• _Görev Tanımı 1_:
Veri satırlarının başından "shading-streak xyxy=(503,406,520,462)" ifadesini içeren satıra kadar uzanan bölümü, iki uçtaki satırlar da dahil, hiçbir değişiklik yapmadan yeniden yazınız.

====== Sayfa Metni ======

AB
Süreci Cumhuriyeti Tasfiye Sürecidir!
Brüksel’dekiler kritik kopma
noktalarında, doluşup Ankara’da boy gösterirler. Bu AB’nin Türkiye
politikası açısından vazgeçilmez bir durumdur. Komisyon Başkanı
Barroso'nun gelişi de bu hamlelerden biri.
AKP hükümeti, AB’nin Türkiye politikalarının yürütülmesi açısından çok
önemli. AKP ile AB arasında iyi bir “alışveriş dengesi” kurulmuş; sen
beni kolla, ben de senin istediklerini bir bir vereyim…
İşte Barroso “dava açılmasının ardından” bu ortamın bozulmaması, AB
sürecinin aksamaması için geldi. Tabii ki “AB sürecini” yürütecekler,
süreç kesilirse Türkiye’nin sömürgeleştirilmesi ve ayrıştırılması aksar,
bunu istemezler.
Daha önce de birkaç kritik kopma noktasında Brüksel’in patronları
devreye girdiler:
- 6 Mart 1995′te “AB’ye alınmayacak olan Türkiye’nin gümrüklerinin ve
üçüncü ülkelerle ilişkilerinin ipotek altına alınması için”
devredeydiler. Yalnız Brüksel değil Washington da devredeydi. İşin
Washington ayağını, bugün Kürdistan projesini yürüten Richard Holbrooke
üslenmişti.

====== Veriler ======

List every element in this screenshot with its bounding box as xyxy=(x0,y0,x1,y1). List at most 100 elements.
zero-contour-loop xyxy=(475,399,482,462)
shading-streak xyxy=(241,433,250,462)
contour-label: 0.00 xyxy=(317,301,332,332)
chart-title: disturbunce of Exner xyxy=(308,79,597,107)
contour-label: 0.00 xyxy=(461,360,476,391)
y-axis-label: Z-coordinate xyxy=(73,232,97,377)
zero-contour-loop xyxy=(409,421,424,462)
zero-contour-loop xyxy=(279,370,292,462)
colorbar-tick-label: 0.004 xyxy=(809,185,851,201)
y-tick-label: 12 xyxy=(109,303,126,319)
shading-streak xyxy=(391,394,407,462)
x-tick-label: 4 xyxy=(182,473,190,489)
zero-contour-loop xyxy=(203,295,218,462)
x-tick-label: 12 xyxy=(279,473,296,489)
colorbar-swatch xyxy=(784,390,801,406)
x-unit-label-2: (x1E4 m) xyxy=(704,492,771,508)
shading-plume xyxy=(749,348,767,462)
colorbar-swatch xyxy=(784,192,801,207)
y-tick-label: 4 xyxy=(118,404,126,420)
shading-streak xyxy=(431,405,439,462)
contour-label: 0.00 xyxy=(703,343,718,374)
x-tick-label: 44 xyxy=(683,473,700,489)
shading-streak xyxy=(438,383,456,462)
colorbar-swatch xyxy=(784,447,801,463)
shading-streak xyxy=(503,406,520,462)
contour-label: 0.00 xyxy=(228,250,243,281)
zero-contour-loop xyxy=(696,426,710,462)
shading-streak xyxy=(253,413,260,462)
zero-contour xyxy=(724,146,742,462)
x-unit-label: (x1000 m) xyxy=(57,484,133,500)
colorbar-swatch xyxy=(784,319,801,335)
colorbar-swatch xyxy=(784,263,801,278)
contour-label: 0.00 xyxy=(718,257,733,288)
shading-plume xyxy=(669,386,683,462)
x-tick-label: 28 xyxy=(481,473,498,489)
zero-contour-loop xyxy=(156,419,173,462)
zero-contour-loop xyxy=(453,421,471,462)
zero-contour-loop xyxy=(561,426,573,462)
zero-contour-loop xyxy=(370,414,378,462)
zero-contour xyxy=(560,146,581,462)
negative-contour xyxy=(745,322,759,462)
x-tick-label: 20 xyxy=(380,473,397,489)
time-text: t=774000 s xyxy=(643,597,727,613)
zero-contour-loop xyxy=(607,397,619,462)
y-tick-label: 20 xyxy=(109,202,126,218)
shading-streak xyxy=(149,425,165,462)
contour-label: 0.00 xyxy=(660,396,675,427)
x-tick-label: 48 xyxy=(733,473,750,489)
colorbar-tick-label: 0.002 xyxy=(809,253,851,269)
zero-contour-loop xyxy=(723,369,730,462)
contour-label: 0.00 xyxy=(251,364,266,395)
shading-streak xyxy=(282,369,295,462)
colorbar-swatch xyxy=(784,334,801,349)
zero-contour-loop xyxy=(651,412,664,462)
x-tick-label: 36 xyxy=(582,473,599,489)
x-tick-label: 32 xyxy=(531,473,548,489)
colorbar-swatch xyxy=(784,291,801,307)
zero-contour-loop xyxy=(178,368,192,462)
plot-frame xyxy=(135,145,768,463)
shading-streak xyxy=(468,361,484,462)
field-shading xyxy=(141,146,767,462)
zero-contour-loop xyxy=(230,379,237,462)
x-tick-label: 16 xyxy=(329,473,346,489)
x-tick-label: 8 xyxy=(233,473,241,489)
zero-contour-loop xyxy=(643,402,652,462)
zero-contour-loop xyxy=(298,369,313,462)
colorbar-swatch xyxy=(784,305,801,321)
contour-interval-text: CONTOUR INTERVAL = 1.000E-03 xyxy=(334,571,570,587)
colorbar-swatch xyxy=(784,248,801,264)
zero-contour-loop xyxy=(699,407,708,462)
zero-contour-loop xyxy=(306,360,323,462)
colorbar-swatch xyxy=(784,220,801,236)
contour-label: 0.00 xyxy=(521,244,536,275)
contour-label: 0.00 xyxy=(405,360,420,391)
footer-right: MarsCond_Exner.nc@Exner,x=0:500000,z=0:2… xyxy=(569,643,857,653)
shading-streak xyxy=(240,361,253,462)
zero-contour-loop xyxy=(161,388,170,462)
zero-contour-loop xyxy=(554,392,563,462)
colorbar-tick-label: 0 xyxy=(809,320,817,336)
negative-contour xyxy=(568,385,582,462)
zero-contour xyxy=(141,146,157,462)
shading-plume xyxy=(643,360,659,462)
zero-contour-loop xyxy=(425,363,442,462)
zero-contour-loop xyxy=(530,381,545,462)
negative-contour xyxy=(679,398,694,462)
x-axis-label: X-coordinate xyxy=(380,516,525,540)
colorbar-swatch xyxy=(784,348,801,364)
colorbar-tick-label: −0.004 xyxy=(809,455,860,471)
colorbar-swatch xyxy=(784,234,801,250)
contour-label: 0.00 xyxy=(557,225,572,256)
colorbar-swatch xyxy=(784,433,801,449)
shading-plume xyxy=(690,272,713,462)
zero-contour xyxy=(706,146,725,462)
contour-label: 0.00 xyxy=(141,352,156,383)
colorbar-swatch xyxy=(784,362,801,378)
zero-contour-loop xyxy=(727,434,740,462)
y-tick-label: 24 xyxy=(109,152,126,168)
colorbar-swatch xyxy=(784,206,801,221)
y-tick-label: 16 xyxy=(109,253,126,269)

======

• _Görev Tanımı 2_:
Sayfa metninde "Brüksel’dekiler kritik kopma" sözcüklerinden "bunu istemezler." sözcüklerine kadar uzanan bölümü, tek harfini değiştirmeden geri veriniz.

• _Görev Sonucu 1_:
List every element in this screenshot with its bounding box as xyxy=(x0,y0,x1,y1). List at most 100 elements.
zero-contour-loop xyxy=(475,399,482,462)
shading-streak xyxy=(241,433,250,462)
contour-label: 0.00 xyxy=(317,301,332,332)
chart-title: disturbunce of Exner xyxy=(308,79,597,107)
contour-label: 0.00 xyxy=(461,360,476,391)
y-axis-label: Z-coordinate xyxy=(73,232,97,377)
zero-contour-loop xyxy=(409,421,424,462)
zero-contour-loop xyxy=(279,370,292,462)
colorbar-tick-label: 0.004 xyxy=(809,185,851,201)
y-tick-label: 12 xyxy=(109,303,126,319)
shading-streak xyxy=(391,394,407,462)
x-tick-label: 4 xyxy=(182,473,190,489)
zero-contour-loop xyxy=(203,295,218,462)
x-tick-label: 12 xyxy=(279,473,296,489)
colorbar-swatch xyxy=(784,390,801,406)
x-unit-label-2: (x1E4 m) xyxy=(704,492,771,508)
shading-plume xyxy=(749,348,767,462)
colorbar-swatch xyxy=(784,192,801,207)
y-tick-label: 4 xyxy=(118,404,126,420)
shading-streak xyxy=(431,405,439,462)
contour-label: 0.00 xyxy=(703,343,718,374)
x-tick-label: 44 xyxy=(683,473,700,489)
shading-streak xyxy=(438,383,456,462)
colorbar-swatch xyxy=(784,447,801,463)
shading-streak xyxy=(503,406,520,462)

• _Görev Sonucu 2_:
Brüksel’dekiler kritik kopma
noktalarında, doluşup Ankara’da boy gösterirler. Bu AB’nin Türkiye
politikası açısından vazgeçilmez bir durumdur. Komisyon Başkanı
Barroso'nun gelişi de bu hamlelerden biri.
AKP hükümeti, AB’nin Türkiye politikalarının yürütülmesi açısından çok
önemli. AKP ile AB arasında iyi bir “alışveriş dengesi” kurulmuş; sen
beni kolla, ben de senin istediklerini bir bir vereyim…
İşte Barroso “dava açılmasının ardından” bu ortamın bozulmaması, AB
sürecinin aksamaması için geldi. Tabii ki “AB sürecini” yürütecekler,
süreç kesilirse Türkiye’nin sömürgeleştirilmesi ve ayrıştırılması aksar,
bunu istemezler.